Stored entries

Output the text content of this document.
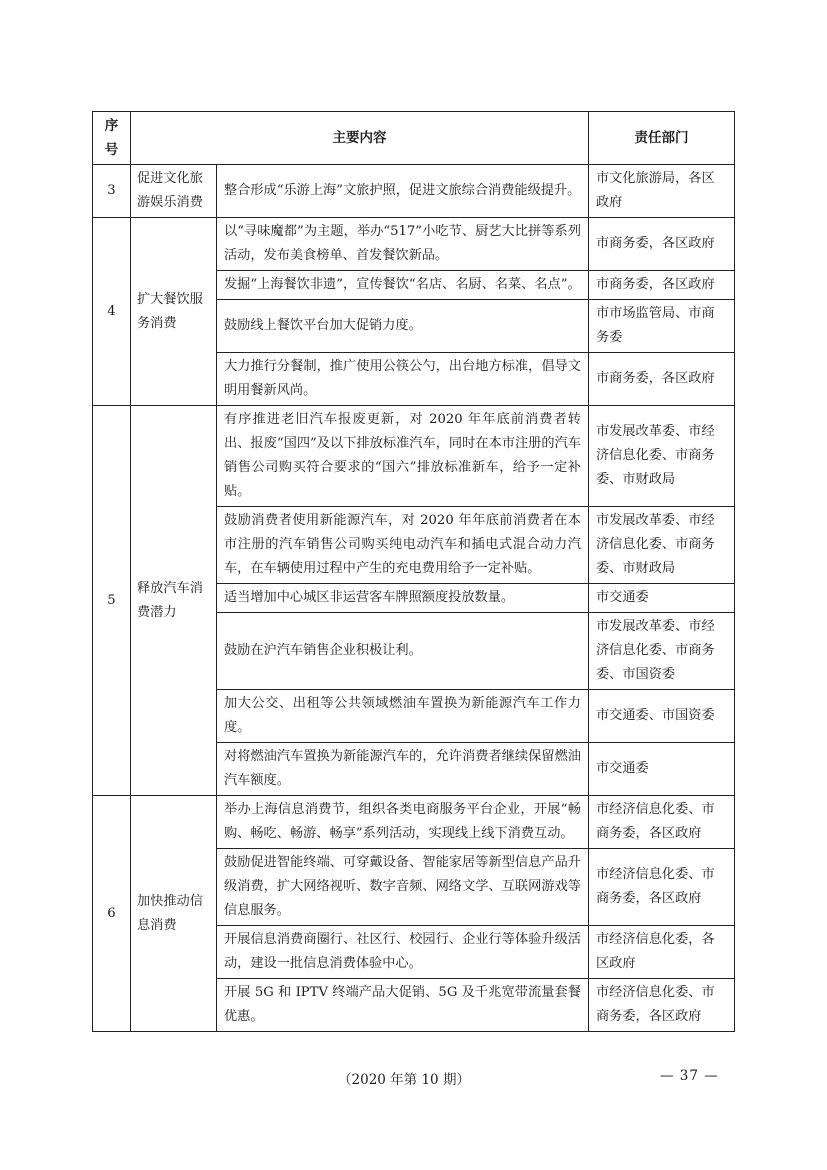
序号	主要内容		责任部门
3	促进文化旅游娱乐消费	整合形成“乐游上海”文旅护照，促进文旅综合消费能级提升。	市文化旅游局，各区政府
4	扩大餐饮服务消费	以“寻味魔都”为主题，举办“517”小吃节、厨艺大比拼等系列活动，发布美食榜单、首发餐饮新品。	市商务委，各区政府
		发掘“上海餐饮非遗”，宣传餐饮“名店、名厨、名菜、名点”。	市商务委，各区政府
		鼓励线上餐饮平台加大促销力度。	市市场监管局、市商务委
		大力推行分餐制，推广使用公筷公勺，出台地方标准，倡导文明用餐新风尚。	市商务委，各区政府
5	释放汽车消费潜力	有序推进老旧汽车报废更新，对 2020 年年底前消费者转出、报废“国四”及以下排放标准汽车，同时在本市注册的汽车销售公司购买符合要求的“国六”排放标准新车，给予一定补贴。	市发展改革委、市经济信息化委、市商务委、市财政局
		鼓励消费者使用新能源汽车，对 2020 年年底前消费者在本市注册的汽车销售公司购买纯电动汽车和插电式混合动力汽车，在车辆使用过程中产生的充电费用给予一定补贴。	市发展改革委、市经济信息化委、市商务委、市财政局
		适当增加中心城区非运营客车牌照额度投放数量。	市交通委
		鼓励在沪汽车销售企业积极让利。	市发展改革委、市经济信息化委、市商务委、市国资委
		加大公交、出租等公共领域燃油车置换为新能源汽车工作力度。	市交通委、市国资委
		对将燃油汽车置换为新能源汽车的，允许消费者继续保留燃油汽车额度。	市交通委
6	加快推动信息消费	举办上海信息消费节，组织各类电商服务平台企业，开展“畅购、畅吃、畅游、畅享”系列活动，实现线上线下消费互动。	市经济信息化委、市商务委，各区政府
		鼓励促进智能终端、可穿戴设备、智能家居等新型信息产品升级消费，扩大网络视听、数字音频、网络文学、互联网游戏等信息服务。	市经济信息化委、市商务委，各区政府
		开展信息消费商圈行、社区行、校园行、企业行等体验升级活动，建设一批信息消费体验中心。	市经济信息化委，各区政府
		开展 5G 和 IPTV 终端产品大促销、5G 及千兆宽带流量套餐优惠。	市经济信息化委、市商务委，各区政府
（2020 年第 10 期）	— 37 —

EXERCISE TASK: All the lines above are to be reproduced exactly, except the pictures.

FINISHED EXERCISE:
Output the text content of this document.
序号	主要内容		责任部门
3	促进文化旅游娱乐消费	整合形成“乐游上海”文旅护照，促进文旅综合消费能级提升。	市文化旅游局，各区政府
4	扩大餐饮服务消费	以“寻味魔都”为主题，举办“517”小吃节、厨艺大比拼等系列活动，发布美食榜单、首发餐饮新品。	市商务委，各区政府
		发掘“上海餐饮非遗”，宣传餐饮“名店、名厨、名菜、名点”。	市商务委，各区政府
		鼓励线上餐饮平台加大促销力度。	市市场监管局、市商务委
		大力推行分餐制，推广使用公筷公勺，出台地方标准，倡导文明用餐新风尚。	市商务委，各区政府
5	释放汽车消费潜力	有序推进老旧汽车报废更新，对 2020 年年底前消费者转出、报废“国四”及以下排放标准汽车，同时在本市注册的汽车销售公司购买符合要求的“国六”排放标准新车，给予一定补贴。	市发展改革委、市经济信息化委、市商务委、市财政局
		鼓励消费者使用新能源汽车，对 2020 年年底前消费者在本市注册的汽车销售公司购买纯电动汽车和插电式混合动力汽车，在车辆使用过程中产生的充电费用给予一定补贴。	市发展改革委、市经济信息化委、市商务委、市财政局
		适当增加中心城区非运营客车牌照额度投放数量。	市交通委
		鼓励在沪汽车销售企业积极让利。	市发展改革委、市经济信息化委、市商务委、市国资委
		加大公交、出租等公共领域燃油车置换为新能源汽车工作力度。	市交通委、市国资委
		对将燃油汽车置换为新能源汽车的，允许消费者继续保留燃油汽车额度。	市交通委
6	加快推动信息消费	举办上海信息消费节，组织各类电商服务平台企业，开展“畅购、畅吃、畅游、畅享”系列活动，实现线上线下消费互动。	市经济信息化委、市商务委，各区政府
		鼓励促进智能终端、可穿戴设备、智能家居等新型信息产品升级消费，扩大网络视听、数字音频、网络文学、互联网游戏等信息服务。	市经济信息化委、市商务委，各区政府
		开展信息消费商圈行、社区行、校园行、企业行等体验升级活动，建设一批信息消费体验中心。	市经济信息化委，各区政府
		开展 5G 和 IPTV 终端产品大促销、5G 及千兆宽带流量套餐优惠。	市经济信息化委、市商务委，各区政府
（2020 年第 10 期）	— 37 —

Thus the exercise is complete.